====== Record extracts

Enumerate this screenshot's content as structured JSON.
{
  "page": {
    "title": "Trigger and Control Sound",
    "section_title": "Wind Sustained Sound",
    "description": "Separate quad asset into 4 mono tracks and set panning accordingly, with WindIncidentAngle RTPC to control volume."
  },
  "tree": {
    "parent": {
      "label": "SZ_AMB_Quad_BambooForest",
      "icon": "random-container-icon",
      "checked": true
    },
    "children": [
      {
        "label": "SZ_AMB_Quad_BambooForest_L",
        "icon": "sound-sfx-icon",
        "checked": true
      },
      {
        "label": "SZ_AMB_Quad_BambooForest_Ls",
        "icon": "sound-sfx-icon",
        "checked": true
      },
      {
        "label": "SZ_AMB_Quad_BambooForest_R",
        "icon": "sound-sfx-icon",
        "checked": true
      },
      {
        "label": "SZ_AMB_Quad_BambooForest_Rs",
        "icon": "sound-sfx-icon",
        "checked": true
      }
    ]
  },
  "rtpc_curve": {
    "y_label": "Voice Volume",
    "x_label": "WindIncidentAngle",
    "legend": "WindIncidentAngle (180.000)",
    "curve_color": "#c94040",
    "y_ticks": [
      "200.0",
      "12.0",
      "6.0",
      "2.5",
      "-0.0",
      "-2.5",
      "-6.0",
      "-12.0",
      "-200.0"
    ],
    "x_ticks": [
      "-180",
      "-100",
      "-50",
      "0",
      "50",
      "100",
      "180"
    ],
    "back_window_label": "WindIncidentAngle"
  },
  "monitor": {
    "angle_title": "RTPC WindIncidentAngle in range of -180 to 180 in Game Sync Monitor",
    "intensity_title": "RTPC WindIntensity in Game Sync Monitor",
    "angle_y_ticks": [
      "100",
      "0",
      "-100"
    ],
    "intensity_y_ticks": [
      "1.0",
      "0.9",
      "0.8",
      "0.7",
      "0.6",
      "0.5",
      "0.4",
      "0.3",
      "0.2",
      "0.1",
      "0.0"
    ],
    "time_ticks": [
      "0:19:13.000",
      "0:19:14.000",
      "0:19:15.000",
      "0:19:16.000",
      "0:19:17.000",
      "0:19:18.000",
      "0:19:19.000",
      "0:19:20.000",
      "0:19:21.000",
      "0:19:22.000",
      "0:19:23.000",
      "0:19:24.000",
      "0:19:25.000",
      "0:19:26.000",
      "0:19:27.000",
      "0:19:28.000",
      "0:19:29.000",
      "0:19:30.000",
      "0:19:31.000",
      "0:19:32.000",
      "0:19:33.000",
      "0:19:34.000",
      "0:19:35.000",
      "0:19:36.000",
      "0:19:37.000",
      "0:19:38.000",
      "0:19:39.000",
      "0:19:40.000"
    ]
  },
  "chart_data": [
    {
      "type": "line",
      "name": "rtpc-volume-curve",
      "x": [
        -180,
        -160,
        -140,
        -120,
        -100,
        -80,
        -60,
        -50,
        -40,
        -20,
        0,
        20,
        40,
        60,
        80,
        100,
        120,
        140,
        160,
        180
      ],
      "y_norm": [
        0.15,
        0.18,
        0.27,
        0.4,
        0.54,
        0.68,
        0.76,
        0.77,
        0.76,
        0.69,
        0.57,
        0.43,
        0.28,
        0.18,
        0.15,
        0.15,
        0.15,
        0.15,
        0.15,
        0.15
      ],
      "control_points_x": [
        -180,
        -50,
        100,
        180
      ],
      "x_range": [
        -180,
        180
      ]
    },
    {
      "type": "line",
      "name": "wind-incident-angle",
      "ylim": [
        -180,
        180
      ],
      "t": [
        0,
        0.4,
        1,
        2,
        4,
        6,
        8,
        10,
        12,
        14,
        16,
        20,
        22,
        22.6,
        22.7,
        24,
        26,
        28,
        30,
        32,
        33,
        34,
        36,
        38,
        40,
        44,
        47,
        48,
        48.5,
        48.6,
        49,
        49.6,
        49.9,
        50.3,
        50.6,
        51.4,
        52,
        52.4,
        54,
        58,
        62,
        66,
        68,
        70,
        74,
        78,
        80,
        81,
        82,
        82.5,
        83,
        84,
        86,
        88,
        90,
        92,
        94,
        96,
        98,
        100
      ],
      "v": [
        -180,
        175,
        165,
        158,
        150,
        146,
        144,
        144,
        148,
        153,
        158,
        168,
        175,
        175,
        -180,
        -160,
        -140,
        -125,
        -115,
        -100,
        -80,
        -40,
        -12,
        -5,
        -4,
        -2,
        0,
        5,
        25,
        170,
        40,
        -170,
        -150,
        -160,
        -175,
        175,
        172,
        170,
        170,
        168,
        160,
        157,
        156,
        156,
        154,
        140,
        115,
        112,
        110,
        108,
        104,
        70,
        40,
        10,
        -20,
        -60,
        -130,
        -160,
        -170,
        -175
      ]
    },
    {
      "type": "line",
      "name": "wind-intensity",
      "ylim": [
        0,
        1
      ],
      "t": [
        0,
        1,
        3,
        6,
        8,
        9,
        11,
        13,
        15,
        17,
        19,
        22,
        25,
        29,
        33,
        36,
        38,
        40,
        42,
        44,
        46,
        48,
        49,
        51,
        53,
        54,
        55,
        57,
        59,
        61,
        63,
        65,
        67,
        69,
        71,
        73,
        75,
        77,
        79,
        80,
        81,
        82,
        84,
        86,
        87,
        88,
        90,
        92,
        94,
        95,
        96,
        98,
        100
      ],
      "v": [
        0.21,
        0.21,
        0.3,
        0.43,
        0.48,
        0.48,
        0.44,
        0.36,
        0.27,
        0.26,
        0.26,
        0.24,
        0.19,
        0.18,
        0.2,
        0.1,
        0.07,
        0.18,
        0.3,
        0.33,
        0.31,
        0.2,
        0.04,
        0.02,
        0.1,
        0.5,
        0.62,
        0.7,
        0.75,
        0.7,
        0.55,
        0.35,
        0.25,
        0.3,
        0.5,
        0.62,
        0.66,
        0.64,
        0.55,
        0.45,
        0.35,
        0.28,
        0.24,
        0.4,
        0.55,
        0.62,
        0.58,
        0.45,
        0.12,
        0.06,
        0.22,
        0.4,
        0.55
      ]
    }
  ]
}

============

Prompt:
In the records above, collect each line with "name".

In response:
      "name": "rtpc-volume-curve",
      "name": "wind-incident-angle",
      "name": "wind-intensity",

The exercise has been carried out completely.